### Set problem
Select all lines with the string "estação" in them, and copy those lines.

Collected data:
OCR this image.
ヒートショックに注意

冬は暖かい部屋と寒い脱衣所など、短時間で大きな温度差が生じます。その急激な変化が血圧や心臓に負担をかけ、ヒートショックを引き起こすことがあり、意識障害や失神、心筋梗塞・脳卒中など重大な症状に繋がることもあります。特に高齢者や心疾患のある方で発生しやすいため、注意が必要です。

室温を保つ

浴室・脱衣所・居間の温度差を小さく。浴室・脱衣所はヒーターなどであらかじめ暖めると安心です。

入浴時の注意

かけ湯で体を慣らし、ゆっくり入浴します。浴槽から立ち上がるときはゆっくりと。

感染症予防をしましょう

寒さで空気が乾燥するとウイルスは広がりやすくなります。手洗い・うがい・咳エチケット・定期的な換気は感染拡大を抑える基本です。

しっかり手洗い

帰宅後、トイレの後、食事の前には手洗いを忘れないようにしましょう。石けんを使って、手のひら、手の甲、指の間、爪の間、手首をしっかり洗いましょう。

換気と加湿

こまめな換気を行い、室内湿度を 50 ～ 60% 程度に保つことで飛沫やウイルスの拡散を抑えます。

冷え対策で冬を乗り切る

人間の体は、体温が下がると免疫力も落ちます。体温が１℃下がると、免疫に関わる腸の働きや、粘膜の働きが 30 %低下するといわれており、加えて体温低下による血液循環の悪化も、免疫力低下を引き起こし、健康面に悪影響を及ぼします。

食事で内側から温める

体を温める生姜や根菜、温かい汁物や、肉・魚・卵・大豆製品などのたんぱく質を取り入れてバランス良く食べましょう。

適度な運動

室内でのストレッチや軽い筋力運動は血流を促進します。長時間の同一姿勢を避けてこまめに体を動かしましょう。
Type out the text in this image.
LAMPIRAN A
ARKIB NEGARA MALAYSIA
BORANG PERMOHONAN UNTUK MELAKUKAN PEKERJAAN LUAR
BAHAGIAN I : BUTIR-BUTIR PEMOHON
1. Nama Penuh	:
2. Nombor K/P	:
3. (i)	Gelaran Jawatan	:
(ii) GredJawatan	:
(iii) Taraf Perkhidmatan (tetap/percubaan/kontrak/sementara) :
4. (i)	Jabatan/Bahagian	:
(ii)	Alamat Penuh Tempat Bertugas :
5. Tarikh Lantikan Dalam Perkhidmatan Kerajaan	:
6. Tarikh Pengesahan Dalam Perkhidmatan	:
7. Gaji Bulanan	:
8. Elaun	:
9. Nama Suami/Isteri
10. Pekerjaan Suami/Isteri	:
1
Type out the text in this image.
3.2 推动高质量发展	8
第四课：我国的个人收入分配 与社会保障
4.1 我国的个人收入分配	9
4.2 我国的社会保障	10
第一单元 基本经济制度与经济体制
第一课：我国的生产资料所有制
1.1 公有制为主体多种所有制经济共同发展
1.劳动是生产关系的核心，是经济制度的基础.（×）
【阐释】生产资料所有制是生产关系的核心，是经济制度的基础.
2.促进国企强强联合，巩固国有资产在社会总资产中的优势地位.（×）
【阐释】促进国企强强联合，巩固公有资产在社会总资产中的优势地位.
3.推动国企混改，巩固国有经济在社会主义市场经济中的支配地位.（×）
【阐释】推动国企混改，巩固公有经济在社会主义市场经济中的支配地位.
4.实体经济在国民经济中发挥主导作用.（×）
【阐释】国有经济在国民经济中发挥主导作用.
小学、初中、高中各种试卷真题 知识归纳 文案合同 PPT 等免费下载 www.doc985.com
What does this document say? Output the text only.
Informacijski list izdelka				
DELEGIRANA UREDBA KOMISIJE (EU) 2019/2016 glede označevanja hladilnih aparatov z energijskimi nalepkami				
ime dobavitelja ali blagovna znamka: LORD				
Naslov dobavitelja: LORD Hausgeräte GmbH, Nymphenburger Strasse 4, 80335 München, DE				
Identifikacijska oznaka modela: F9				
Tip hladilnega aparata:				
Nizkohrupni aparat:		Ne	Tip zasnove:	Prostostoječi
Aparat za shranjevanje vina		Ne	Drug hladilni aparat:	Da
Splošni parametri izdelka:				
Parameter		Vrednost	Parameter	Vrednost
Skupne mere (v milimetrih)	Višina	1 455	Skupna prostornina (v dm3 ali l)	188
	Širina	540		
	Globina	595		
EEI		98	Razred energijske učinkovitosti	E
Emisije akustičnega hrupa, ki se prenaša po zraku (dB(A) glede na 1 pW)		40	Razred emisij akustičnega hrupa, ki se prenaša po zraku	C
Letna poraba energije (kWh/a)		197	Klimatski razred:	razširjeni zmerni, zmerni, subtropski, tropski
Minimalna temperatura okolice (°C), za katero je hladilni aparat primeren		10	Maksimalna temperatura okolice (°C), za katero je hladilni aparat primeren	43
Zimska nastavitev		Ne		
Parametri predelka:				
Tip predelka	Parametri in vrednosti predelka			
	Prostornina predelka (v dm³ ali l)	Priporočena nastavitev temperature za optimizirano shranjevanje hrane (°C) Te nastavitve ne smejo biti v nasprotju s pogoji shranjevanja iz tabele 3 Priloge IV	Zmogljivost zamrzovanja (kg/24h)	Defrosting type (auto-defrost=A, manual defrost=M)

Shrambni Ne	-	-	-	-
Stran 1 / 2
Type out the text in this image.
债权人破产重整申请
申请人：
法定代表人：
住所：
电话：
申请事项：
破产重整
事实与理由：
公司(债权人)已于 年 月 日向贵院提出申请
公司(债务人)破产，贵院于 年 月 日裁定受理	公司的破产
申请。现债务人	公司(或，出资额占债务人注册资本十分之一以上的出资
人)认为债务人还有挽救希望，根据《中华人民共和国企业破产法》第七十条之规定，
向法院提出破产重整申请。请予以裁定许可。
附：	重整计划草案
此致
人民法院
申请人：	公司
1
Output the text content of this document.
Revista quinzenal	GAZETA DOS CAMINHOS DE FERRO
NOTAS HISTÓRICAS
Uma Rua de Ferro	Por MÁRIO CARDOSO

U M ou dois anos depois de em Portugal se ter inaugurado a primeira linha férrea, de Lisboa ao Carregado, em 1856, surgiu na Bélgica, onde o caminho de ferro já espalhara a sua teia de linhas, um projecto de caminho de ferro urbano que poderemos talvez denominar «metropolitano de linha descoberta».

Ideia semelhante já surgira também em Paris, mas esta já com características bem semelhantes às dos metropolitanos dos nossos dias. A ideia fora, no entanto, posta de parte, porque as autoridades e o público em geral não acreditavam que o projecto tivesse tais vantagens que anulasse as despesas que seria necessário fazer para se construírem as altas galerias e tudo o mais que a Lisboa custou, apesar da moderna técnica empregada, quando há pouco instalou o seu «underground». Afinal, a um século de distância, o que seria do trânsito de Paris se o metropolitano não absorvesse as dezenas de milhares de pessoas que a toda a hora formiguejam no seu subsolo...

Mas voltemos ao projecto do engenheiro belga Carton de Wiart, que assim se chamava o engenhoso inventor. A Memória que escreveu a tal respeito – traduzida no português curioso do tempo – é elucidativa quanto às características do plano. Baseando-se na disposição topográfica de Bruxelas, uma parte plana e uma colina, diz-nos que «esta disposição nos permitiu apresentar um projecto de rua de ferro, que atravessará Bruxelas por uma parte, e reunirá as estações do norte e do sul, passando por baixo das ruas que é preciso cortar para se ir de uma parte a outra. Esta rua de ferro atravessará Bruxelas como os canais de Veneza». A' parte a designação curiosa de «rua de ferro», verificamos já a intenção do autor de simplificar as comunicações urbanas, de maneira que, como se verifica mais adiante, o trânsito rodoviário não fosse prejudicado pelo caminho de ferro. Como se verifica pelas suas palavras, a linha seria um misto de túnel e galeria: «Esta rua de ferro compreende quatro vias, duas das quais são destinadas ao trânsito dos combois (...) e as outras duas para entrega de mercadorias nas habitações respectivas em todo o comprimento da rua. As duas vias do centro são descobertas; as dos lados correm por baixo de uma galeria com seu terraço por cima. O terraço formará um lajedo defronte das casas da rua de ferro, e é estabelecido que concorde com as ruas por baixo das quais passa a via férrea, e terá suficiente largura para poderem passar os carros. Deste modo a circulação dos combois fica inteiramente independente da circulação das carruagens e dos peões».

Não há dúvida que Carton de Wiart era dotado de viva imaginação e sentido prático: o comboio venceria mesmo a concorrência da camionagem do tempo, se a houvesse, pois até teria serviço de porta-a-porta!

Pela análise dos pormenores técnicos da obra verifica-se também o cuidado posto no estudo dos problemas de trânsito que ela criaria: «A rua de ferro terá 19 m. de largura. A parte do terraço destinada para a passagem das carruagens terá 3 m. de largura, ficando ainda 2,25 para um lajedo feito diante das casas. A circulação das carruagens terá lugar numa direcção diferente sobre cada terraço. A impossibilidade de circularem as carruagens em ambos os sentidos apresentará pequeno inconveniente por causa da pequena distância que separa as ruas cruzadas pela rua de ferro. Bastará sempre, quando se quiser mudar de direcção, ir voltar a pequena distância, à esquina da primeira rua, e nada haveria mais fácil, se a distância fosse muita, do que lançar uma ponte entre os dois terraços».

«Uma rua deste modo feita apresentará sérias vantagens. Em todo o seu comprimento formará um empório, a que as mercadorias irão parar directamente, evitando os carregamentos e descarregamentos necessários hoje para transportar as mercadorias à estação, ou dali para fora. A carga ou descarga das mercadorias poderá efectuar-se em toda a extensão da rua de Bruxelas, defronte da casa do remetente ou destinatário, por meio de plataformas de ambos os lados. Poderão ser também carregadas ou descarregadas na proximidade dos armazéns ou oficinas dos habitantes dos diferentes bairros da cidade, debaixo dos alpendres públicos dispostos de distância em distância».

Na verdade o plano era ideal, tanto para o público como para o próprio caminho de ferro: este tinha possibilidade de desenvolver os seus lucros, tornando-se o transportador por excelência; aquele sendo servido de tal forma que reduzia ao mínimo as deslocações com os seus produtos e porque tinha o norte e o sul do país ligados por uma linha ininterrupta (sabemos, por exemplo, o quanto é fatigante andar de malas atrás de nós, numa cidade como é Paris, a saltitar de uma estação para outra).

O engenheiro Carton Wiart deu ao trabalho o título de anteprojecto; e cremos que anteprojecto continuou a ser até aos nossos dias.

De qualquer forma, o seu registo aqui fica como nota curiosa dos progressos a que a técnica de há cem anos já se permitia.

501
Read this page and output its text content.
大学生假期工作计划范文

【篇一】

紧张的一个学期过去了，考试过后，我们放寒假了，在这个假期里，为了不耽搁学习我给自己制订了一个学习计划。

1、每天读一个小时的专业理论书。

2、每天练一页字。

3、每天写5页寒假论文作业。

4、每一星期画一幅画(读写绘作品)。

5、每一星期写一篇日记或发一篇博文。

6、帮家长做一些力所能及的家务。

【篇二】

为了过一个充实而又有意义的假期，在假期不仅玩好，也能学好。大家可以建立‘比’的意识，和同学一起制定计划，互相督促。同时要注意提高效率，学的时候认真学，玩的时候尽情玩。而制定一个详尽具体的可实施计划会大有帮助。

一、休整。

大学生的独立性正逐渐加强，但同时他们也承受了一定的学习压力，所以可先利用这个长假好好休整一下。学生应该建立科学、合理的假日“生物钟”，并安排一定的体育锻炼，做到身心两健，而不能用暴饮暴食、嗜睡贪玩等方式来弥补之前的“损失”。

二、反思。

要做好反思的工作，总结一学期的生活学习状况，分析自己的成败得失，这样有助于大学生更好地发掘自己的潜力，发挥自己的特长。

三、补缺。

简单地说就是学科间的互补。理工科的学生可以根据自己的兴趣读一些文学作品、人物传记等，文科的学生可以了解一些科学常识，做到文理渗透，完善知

### Expected answer
«Uma rua deste modo feita apresentará sérias vantagens. Em todo o seu comprimento formará um empório, a que as mercadorias irão parar directamente, evitando os carregamentos e descarregamentos necessários hoje para transportar as mercadorias à estação, ou dali para fora. A carga ou descarga das mercadorias poderá efectuar-se em toda a extensão da rua de Bruxelas, defronte da casa do remetente ou destinatário, por meio de plataformas de ambos os lados. Poderão ser também carregadas ou descarregadas na proximidade dos armazéns ou oficinas dos habitantes dos diferentes bairros da cidade, debaixo dos alpendres públicos dispostos de distância em distância».
Na verdade o plano era ideal, tanto para o público como para o próprio caminho de ferro: este tinha possibilidade de desenvolver os seus lucros, tornando-se o transportador por excelência; aquele sendo servido de tal forma que reduzia ao mínimo as deslocações com os seus produtos e porque tinha o norte e o sul do país ligados por uma linha ininterrupta (sabemos, por exemplo, o quanto é fatigante andar de malas atrás de nós, numa cidade como é Paris, a saltitar de uma estação para outra).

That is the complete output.